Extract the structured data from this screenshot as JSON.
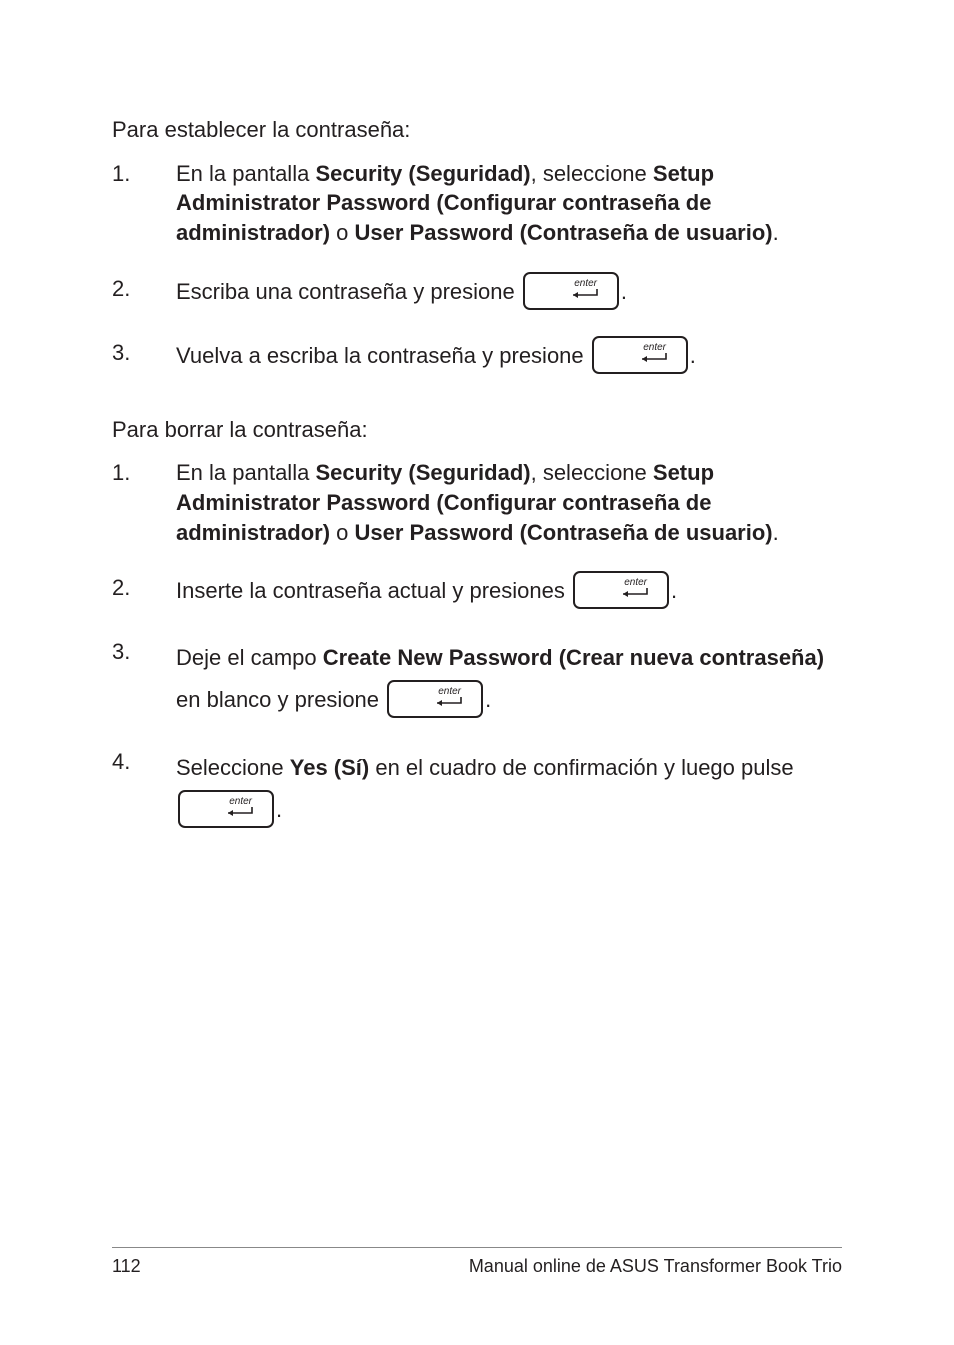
{
  "section1": {
    "heading": "Para establecer la contraseña:",
    "items": [
      {
        "num": "1.",
        "frag1": "En la pantalla ",
        "bold1": "Security (Seguridad)",
        "frag2": ", seleccione ",
        "bold2": "Setup Administrator Password (Configurar contraseña de administrador)",
        "frag3": " o ",
        "bold3": "User Password (Contraseña de usuario)",
        "frag4": "."
      },
      {
        "num": "2.",
        "frag1": "Escriba una contraseña y presione ",
        "frag2": "."
      },
      {
        "num": "3.",
        "frag1": "Vuelva a escriba la contraseña y presione ",
        "frag2": "."
      }
    ]
  },
  "section2": {
    "heading": "Para borrar la contraseña:",
    "items": [
      {
        "num": "1.",
        "frag1": "En la pantalla ",
        "bold1": "Security (Seguridad)",
        "frag2": ", seleccione ",
        "bold2": "Setup Administrator Password (Configurar contraseña de administrador)",
        "frag3": " o ",
        "bold3": "User Password (Contraseña de usuario)",
        "frag4": "."
      },
      {
        "num": "2.",
        "frag1": "Inserte la contraseña actual y presiones ",
        "frag2": "."
      },
      {
        "num": "3.",
        "frag1": "Deje el campo ",
        "bold1": "Create New Password (Crear nueva contraseña)",
        "frag2": " en blanco y presione ",
        "frag3": "."
      },
      {
        "num": "4.",
        "frag1": "Seleccione ",
        "bold1": "Yes (Sí)",
        "frag2": " en el cuadro de confirmación y luego pulse ",
        "frag3": "."
      }
    ]
  },
  "key_label": "enter",
  "footer": {
    "page_num": "112",
    "title": "Manual online de ASUS Transformer Book Trio"
  }
}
┄┄┄┄┄┄┄┄┄┄┄┄┄┄┄┄┄┄┄┄
* Directions
Pictures stay out of the copy; please restate every record above exactly.

* Task output
Extract the structured data from this screenshot as JSON.
{
  "section1": {
    "heading": "Para establecer la contraseña:",
    "items": [
      {
        "num": "1.",
        "frag1": "En la pantalla ",
        "bold1": "Security (Seguridad)",
        "frag2": ", seleccione ",
        "bold2": "Setup Administrator Password (Configurar contraseña de administrador)",
        "frag3": " o ",
        "bold3": "User Password (Contraseña de usuario)",
        "frag4": "."
      },
      {
        "num": "2.",
        "frag1": "Escriba una contraseña y presione ",
        "frag2": "."
      },
      {
        "num": "3.",
        "frag1": "Vuelva a escriba la contraseña y presione ",
        "frag2": "."
      }
    ]
  },
  "section2": {
    "heading": "Para borrar la contraseña:",
    "items": [
      {
        "num": "1.",
        "frag1": "En la pantalla ",
        "bold1": "Security (Seguridad)",
        "frag2": ", seleccione ",
        "bold2": "Setup Administrator Password (Configurar contraseña de administrador)",
        "frag3": " o ",
        "bold3": "User Password (Contraseña de usuario)",
        "frag4": "."
      },
      {
        "num": "2.",
        "frag1": "Inserte la contraseña actual y presiones ",
        "frag2": "."
      },
      {
        "num": "3.",
        "frag1": "Deje el campo ",
        "bold1": "Create New Password (Crear nueva contraseña)",
        "frag2": " en blanco y presione ",
        "frag3": "."
      },
      {
        "num": "4.",
        "frag1": "Seleccione ",
        "bold1": "Yes (Sí)",
        "frag2": " en el cuadro de confirmación y luego pulse ",
        "frag3": "."
      }
    ]
  },
  "key_label": "enter",
  "footer": {
    "page_num": "112",
    "title": "Manual online de ASUS Transformer Book Trio"
  }
}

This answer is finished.